> _Short task_
Your task is to repeat all of the data exactly while excluding the pictures.

> _Entries_
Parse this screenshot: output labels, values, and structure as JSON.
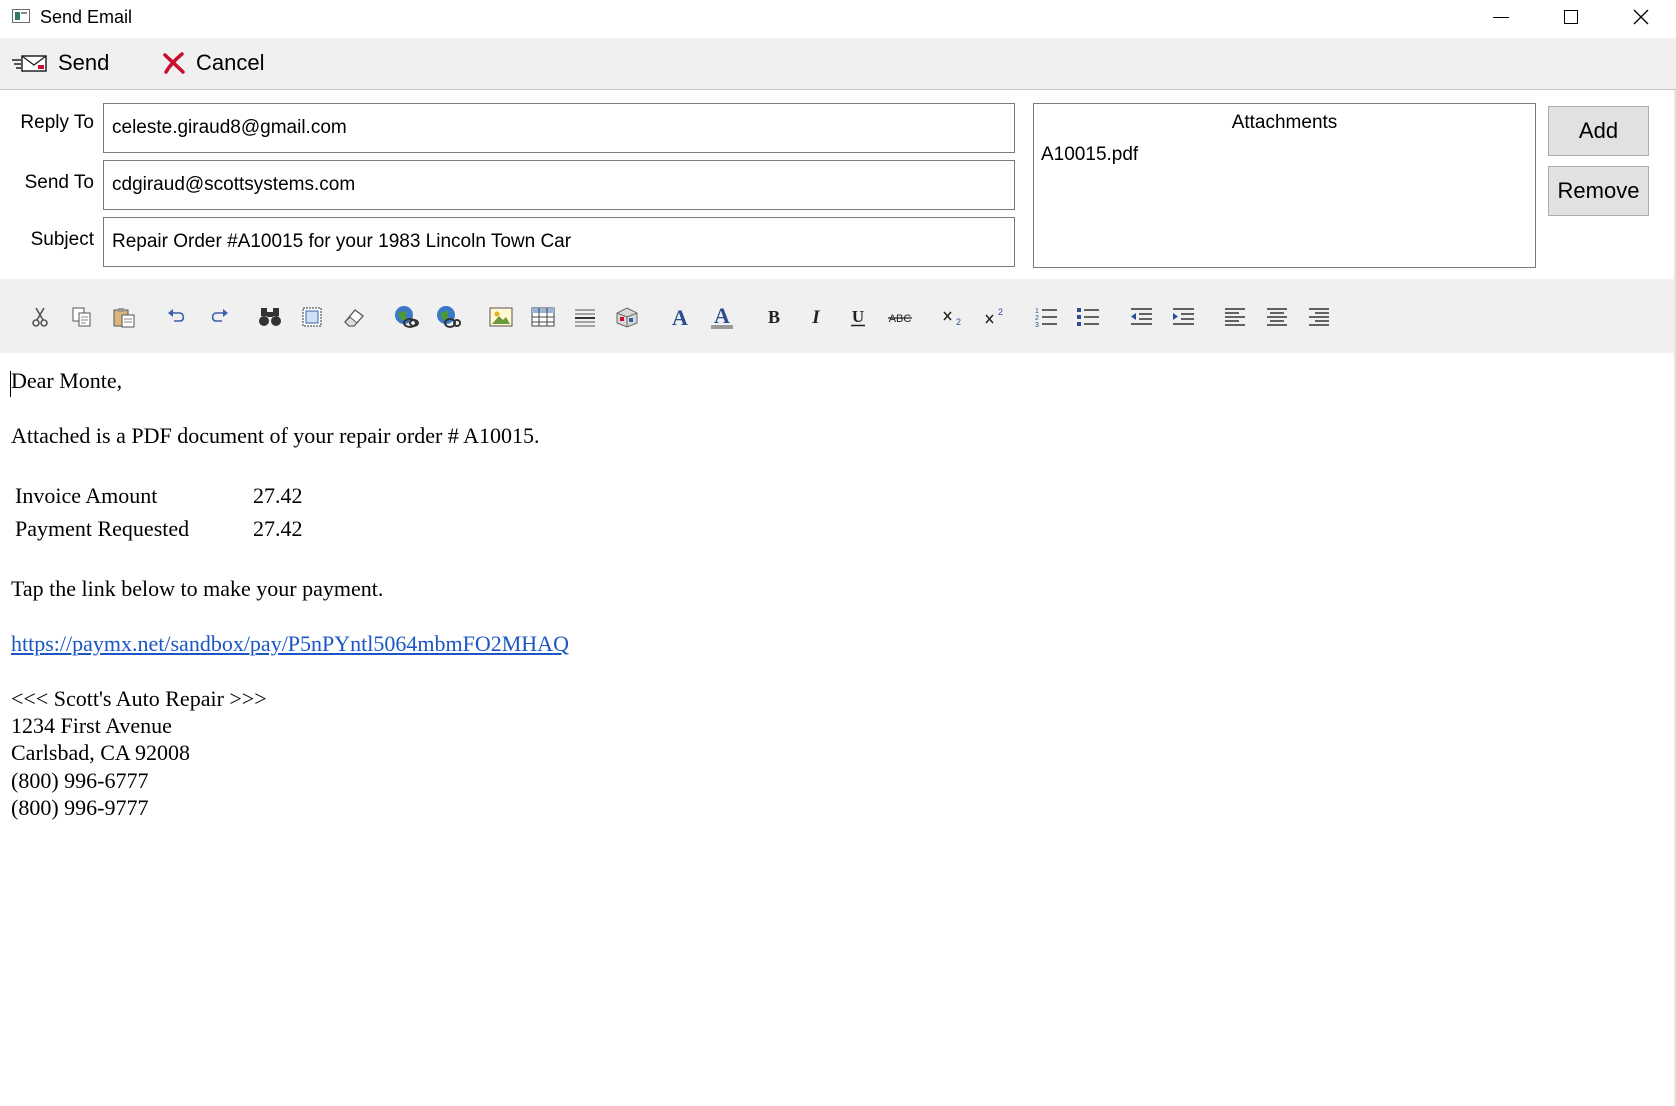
{
  "window": {
    "title": "Send Email",
    "app_icon": "app-window-icon",
    "controls": {
      "minimize_icon": "minimize-icon",
      "maximize_icon": "maximize-icon",
      "close_icon": "close-icon"
    }
  },
  "commands": {
    "send": {
      "label": "Send",
      "icon": "send-mail-icon"
    },
    "cancel": {
      "label": "Cancel",
      "icon": "red-x-icon",
      "icon_color": "#c8102e"
    }
  },
  "form": {
    "reply_to": {
      "label": "Reply To",
      "value": "celeste.giraud8@gmail.com"
    },
    "send_to": {
      "label": "Send To",
      "value": "cdgiraud@scottsystems.com"
    },
    "subject": {
      "label": "Subject",
      "value": "Repair Order #A10015 for your 1983 Lincoln Town Car"
    }
  },
  "attachments": {
    "title": "Attachments",
    "items": [
      "A10015.pdf"
    ],
    "add_label": "Add",
    "remove_label": "Remove"
  },
  "toolbar": {
    "tools": [
      "cut",
      "copy",
      "paste",
      "undo",
      "redo",
      "find",
      "select-all",
      "clear-format",
      "insert-link",
      "remove-link",
      "insert-image",
      "insert-table",
      "horizontal-rule",
      "insert-object",
      "font-color",
      "highlight-color",
      "bold",
      "italic",
      "underline",
      "strikethrough",
      "subscript",
      "superscript",
      "numbered-list",
      "bullet-list",
      "outdent",
      "indent",
      "align-left",
      "align-center",
      "align-right"
    ]
  },
  "body": {
    "greeting": "Dear Monte,",
    "intro": "Attached is a PDF document of your repair order # A10015.",
    "amounts": [
      {
        "label": "Invoice Amount",
        "value": "27.42"
      },
      {
        "label": "Payment Requested",
        "value": "27.42"
      }
    ],
    "instruction": "Tap the link below to make your payment.",
    "payment_link": "https://paymx.net/sandbox/pay/P5nPYntl5064mbmFO2MHAQ",
    "link_color": "#1a56c4",
    "signature": [
      "<<<   Scott's Auto Repair   >>>",
      "1234 First Avenue",
      "Carlsbad, CA 92008",
      "(800) 996-6777",
      "(800) 996-9777"
    ]
  }
}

> _Solution to this problem_
Parse this screenshot: output labels, values, and structure as JSON.
{
  "window": {
    "title": "Send Email",
    "app_icon": "app-window-icon",
    "controls": {
      "minimize_icon": "minimize-icon",
      "maximize_icon": "maximize-icon",
      "close_icon": "close-icon"
    }
  },
  "commands": {
    "send": {
      "label": "Send",
      "icon": "send-mail-icon"
    },
    "cancel": {
      "label": "Cancel",
      "icon": "red-x-icon",
      "icon_color": "#c8102e"
    }
  },
  "form": {
    "reply_to": {
      "label": "Reply To",
      "value": "celeste.giraud8@gmail.com"
    },
    "send_to": {
      "label": "Send To",
      "value": "cdgiraud@scottsystems.com"
    },
    "subject": {
      "label": "Subject",
      "value": "Repair Order #A10015 for your 1983 Lincoln Town Car"
    }
  },
  "attachments": {
    "title": "Attachments",
    "items": [
      "A10015.pdf"
    ],
    "add_label": "Add",
    "remove_label": "Remove"
  },
  "toolbar": {
    "tools": [
      "cut",
      "copy",
      "paste",
      "undo",
      "redo",
      "find",
      "select-all",
      "clear-format",
      "insert-link",
      "remove-link",
      "insert-image",
      "insert-table",
      "horizontal-rule",
      "insert-object",
      "font-color",
      "highlight-color",
      "bold",
      "italic",
      "underline",
      "strikethrough",
      "subscript",
      "superscript",
      "numbered-list",
      "bullet-list",
      "outdent",
      "indent",
      "align-left",
      "align-center",
      "align-right"
    ]
  },
  "body": {
    "greeting": "Dear Monte,",
    "intro": "Attached is a PDF document of your repair order # A10015.",
    "amounts": [
      {
        "label": "Invoice Amount",
        "value": "27.42"
      },
      {
        "label": "Payment Requested",
        "value": "27.42"
      }
    ],
    "instruction": "Tap the link below to make your payment.",
    "payment_link": "https://paymx.net/sandbox/pay/P5nPYntl5064mbmFO2MHAQ",
    "link_color": "#1a56c4",
    "signature": [
      "<<<   Scott's Auto Repair   >>>",
      "1234 First Avenue",
      "Carlsbad, CA 92008",
      "(800) 996-6777",
      "(800) 996-9777"
    ]
  }
}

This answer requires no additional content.